WHAT YOU NEED TO DO
Pick out every line with the word "DiagTrack" and copy it.

LISTED ENTRIES

════════

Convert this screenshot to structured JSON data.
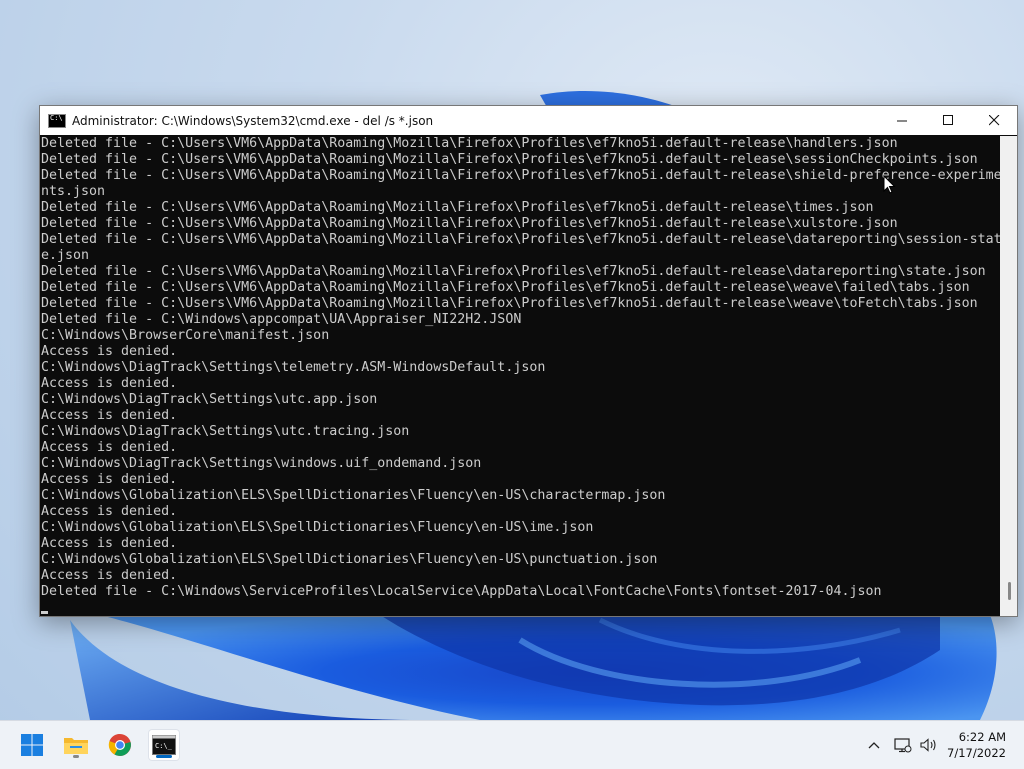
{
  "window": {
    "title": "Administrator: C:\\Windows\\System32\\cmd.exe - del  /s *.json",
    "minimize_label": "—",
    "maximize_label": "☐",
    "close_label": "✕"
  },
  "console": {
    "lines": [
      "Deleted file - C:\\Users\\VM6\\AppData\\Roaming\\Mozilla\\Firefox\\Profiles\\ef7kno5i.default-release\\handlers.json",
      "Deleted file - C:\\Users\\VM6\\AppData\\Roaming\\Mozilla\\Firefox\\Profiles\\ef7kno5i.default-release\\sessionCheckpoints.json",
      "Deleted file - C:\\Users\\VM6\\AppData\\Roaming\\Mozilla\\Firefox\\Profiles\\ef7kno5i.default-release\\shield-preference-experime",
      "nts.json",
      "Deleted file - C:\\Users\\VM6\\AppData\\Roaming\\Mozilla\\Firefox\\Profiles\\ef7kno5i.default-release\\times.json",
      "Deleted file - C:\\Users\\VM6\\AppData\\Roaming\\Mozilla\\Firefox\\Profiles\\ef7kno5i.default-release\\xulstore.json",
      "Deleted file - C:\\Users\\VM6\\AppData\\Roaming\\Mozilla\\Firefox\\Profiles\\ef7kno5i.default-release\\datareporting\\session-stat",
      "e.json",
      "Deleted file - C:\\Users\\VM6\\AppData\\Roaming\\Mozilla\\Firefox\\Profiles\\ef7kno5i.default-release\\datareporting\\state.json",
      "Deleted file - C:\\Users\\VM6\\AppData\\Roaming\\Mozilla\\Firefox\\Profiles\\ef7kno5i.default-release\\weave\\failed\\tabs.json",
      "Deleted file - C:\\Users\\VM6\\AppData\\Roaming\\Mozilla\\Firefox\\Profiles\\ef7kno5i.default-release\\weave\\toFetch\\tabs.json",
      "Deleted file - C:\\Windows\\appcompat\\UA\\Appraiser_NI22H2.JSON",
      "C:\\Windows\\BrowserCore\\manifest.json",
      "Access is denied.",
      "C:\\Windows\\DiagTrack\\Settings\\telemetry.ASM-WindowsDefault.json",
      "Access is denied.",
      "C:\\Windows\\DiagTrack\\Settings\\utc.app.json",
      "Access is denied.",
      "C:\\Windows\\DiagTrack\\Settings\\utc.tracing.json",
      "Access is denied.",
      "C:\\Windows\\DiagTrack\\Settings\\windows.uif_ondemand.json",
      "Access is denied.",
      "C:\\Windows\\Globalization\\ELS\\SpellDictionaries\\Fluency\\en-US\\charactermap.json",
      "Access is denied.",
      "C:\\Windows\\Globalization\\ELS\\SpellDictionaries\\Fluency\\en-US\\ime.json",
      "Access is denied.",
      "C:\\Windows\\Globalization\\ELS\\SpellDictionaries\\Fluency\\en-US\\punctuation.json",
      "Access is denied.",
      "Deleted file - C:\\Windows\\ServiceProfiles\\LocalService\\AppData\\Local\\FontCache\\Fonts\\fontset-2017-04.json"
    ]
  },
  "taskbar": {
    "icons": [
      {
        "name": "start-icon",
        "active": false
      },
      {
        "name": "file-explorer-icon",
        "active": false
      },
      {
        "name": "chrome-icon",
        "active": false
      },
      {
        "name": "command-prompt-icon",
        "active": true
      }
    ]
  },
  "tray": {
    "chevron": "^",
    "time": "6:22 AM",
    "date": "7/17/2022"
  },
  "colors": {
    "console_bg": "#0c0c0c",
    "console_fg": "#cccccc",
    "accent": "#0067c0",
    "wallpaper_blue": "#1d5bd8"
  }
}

════════

FULL SOLUTION
      "C:\\Windows\\DiagTrack\\Settings\\telemetry.ASM-WindowsDefault.json",
      "C:\\Windows\\DiagTrack\\Settings\\utc.app.json",
      "C:\\Windows\\DiagTrack\\Settings\\utc.tracing.json",
      "C:\\Windows\\DiagTrack\\Settings\\windows.uif_ondemand.json",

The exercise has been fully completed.